* **WHAT THIS TASK INVOLVES**
From the listing below, return each line that includes "勤于学习".

* **STORED RECORDS**
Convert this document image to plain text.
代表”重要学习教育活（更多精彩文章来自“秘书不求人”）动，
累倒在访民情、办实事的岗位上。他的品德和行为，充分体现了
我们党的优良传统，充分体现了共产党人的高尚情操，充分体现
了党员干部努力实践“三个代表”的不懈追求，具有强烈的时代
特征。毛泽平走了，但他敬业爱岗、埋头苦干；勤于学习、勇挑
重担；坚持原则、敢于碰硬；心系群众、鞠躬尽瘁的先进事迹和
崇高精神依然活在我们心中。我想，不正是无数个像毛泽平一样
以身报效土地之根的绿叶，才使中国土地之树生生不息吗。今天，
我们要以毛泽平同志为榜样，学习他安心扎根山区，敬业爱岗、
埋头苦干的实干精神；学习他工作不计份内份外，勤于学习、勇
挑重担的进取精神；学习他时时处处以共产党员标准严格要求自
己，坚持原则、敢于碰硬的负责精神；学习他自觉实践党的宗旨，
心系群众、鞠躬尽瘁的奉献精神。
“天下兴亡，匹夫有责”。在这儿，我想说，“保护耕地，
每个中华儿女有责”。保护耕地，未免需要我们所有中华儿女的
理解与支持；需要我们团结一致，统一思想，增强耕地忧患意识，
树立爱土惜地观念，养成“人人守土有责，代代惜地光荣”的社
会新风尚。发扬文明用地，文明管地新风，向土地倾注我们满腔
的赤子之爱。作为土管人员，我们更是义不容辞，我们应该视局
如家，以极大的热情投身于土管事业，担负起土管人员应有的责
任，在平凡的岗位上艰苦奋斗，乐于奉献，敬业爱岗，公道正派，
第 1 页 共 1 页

* **SOLUTION TO THIS TASK**
特征。毛泽平走了，但他敬业爱岗、埋头苦干；勤于学习、勇挑
埋头苦干的实干精神；学习他工作不计份内份外，勤于学习、勇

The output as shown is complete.